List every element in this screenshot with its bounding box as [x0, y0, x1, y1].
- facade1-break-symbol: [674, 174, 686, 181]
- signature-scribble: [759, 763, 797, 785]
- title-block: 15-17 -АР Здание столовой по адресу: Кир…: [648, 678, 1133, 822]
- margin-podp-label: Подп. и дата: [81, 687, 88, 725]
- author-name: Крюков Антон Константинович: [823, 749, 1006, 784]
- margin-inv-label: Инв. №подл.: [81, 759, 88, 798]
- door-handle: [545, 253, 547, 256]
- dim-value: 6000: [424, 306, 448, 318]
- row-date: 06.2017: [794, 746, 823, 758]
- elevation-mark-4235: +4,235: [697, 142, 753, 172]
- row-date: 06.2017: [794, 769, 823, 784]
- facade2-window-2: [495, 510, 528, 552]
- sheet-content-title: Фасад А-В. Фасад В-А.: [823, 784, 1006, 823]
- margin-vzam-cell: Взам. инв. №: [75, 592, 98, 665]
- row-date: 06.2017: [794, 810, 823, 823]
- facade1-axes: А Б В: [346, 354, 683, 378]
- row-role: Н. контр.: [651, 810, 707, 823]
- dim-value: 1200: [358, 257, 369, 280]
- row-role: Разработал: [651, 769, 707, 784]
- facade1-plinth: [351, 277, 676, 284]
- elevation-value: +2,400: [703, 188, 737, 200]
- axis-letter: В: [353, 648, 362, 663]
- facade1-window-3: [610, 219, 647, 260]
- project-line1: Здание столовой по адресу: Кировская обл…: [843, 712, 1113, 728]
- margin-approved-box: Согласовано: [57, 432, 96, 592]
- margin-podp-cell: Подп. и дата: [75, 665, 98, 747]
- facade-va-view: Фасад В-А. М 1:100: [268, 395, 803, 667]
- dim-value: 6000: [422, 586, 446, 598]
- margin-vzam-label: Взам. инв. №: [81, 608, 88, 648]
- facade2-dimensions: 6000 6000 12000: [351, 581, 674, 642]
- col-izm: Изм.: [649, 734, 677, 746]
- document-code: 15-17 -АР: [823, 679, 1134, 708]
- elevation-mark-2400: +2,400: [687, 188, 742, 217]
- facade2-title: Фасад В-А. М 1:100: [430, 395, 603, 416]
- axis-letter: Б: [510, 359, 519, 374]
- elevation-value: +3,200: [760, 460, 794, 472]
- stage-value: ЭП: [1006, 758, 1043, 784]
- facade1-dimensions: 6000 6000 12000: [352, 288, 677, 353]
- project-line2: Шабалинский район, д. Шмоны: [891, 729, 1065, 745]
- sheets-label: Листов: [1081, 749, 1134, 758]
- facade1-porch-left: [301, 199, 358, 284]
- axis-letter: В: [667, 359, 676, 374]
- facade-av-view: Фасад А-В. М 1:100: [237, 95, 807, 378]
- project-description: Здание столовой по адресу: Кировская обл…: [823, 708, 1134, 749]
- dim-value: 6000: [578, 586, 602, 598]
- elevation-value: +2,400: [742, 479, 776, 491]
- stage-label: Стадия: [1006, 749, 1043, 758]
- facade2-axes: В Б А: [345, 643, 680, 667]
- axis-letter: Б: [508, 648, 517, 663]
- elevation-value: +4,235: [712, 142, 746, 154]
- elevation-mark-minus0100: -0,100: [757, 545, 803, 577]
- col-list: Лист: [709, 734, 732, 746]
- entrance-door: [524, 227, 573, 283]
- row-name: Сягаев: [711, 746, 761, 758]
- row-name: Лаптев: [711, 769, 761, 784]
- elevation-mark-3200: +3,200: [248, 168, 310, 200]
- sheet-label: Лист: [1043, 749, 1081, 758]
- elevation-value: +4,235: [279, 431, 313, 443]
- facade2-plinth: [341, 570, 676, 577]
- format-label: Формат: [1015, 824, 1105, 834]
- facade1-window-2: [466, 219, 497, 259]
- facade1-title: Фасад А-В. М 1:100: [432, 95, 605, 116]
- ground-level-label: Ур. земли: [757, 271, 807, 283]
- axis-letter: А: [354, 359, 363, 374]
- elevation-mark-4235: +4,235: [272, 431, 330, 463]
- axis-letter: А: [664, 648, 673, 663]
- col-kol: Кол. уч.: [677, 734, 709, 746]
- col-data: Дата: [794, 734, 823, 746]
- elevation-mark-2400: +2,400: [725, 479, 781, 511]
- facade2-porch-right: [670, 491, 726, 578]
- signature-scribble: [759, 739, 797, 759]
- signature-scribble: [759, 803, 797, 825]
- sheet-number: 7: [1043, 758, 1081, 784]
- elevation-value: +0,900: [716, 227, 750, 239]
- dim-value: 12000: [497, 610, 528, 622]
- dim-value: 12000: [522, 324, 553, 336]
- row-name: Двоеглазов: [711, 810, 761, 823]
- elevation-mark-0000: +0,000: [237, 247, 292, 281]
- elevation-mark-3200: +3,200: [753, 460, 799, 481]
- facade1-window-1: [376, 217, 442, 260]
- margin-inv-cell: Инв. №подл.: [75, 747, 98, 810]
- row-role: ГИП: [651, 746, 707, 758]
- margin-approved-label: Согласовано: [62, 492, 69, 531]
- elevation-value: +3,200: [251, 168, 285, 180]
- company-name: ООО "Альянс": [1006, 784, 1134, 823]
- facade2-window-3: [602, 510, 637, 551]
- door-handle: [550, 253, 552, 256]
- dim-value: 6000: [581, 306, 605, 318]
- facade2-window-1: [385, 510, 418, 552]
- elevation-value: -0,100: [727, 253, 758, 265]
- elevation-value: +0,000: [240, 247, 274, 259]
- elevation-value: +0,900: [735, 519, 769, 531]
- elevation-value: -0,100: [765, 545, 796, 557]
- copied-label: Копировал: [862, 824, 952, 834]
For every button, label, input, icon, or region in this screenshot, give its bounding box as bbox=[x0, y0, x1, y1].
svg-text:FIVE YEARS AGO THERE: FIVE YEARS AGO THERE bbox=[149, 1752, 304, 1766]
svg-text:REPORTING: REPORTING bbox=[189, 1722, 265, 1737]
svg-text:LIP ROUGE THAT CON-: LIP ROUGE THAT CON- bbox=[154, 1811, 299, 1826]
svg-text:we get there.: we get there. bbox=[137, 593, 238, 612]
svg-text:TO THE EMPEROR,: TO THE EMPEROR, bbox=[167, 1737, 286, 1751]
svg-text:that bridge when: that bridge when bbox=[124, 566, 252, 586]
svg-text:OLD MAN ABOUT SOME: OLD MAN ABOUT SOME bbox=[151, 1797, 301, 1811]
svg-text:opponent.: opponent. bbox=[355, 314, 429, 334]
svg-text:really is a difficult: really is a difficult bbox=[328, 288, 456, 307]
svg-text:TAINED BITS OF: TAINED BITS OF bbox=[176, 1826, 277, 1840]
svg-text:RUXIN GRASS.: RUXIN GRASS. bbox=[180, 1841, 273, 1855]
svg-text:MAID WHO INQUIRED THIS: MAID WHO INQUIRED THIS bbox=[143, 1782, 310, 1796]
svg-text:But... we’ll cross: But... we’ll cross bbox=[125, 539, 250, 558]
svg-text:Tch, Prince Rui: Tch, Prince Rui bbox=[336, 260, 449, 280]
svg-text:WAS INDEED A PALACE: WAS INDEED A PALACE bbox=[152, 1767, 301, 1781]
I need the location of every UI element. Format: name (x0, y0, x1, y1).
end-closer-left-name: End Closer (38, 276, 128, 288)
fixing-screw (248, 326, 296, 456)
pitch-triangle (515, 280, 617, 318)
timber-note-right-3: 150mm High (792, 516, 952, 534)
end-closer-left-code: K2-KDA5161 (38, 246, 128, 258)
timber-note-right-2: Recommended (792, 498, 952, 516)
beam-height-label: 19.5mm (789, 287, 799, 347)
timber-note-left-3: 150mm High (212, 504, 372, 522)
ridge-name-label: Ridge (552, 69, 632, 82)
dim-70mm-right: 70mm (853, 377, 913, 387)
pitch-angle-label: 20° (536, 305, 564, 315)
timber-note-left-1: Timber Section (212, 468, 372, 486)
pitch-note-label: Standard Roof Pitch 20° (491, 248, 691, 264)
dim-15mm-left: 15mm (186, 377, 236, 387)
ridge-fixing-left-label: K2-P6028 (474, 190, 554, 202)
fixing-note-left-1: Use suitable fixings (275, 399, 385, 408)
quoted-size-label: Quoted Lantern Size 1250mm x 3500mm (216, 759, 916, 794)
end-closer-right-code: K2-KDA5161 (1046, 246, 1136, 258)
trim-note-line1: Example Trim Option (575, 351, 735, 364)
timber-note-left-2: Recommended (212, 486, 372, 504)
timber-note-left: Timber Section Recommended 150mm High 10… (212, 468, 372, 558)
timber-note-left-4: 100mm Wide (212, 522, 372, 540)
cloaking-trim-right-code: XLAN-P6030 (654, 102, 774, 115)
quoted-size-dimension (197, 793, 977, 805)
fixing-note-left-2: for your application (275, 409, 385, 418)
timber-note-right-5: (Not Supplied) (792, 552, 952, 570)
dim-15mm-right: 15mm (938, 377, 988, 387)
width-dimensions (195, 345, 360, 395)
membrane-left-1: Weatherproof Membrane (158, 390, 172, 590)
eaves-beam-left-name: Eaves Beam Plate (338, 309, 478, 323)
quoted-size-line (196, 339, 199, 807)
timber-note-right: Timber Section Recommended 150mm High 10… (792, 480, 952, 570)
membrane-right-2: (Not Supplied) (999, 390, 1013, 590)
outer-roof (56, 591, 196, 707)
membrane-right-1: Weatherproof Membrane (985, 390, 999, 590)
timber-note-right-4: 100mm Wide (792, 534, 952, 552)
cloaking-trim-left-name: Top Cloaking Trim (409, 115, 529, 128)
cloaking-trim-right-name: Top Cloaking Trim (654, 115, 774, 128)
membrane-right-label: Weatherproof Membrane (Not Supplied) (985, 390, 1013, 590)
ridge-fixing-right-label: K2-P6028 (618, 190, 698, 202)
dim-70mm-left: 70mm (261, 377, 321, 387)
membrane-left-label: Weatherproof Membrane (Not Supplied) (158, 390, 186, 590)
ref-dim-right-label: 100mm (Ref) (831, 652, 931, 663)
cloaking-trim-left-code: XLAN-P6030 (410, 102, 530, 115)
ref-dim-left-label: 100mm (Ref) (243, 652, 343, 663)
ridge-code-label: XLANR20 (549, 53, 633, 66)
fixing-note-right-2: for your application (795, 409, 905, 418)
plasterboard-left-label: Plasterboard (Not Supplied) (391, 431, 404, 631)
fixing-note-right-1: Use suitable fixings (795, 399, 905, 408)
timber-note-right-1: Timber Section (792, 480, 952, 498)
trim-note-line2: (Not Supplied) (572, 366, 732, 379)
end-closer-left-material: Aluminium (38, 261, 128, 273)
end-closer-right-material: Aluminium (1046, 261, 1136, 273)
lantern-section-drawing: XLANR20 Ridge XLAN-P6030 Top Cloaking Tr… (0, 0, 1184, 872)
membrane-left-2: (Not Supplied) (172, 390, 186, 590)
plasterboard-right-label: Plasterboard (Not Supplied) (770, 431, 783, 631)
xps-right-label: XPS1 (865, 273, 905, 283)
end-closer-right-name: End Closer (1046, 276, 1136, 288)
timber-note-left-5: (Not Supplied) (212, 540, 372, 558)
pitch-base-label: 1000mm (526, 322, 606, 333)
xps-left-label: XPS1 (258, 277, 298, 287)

⁂

▸ **Goal of the exercise**: Copy out the lines from the first one through the line with "- row-date: 06.2017: [794, 769, 823, 784]", unchanged.

▸ **Reply to the task**:
List every element in this screenshot with its bounding box as [x0, y0, x1, y1].
- facade1-break-symbol: [674, 174, 686, 181]
- signature-scribble: [759, 763, 797, 785]
- title-block: 15-17 -АР Здание столовой по адресу: Кир…: [648, 678, 1133, 822]
- margin-podp-label: Подп. и дата: [81, 687, 88, 725]
- author-name: Крюков Антон Константинович: [823, 749, 1006, 784]
- margin-inv-label: Инв. №подл.: [81, 759, 88, 798]
- door-handle: [545, 253, 547, 256]
- dim-value: 6000: [424, 306, 448, 318]
- row-date: 06.2017: [794, 746, 823, 758]
- elevation-mark-4235: +4,235: [697, 142, 753, 172]
- row-date: 06.2017: [794, 769, 823, 784]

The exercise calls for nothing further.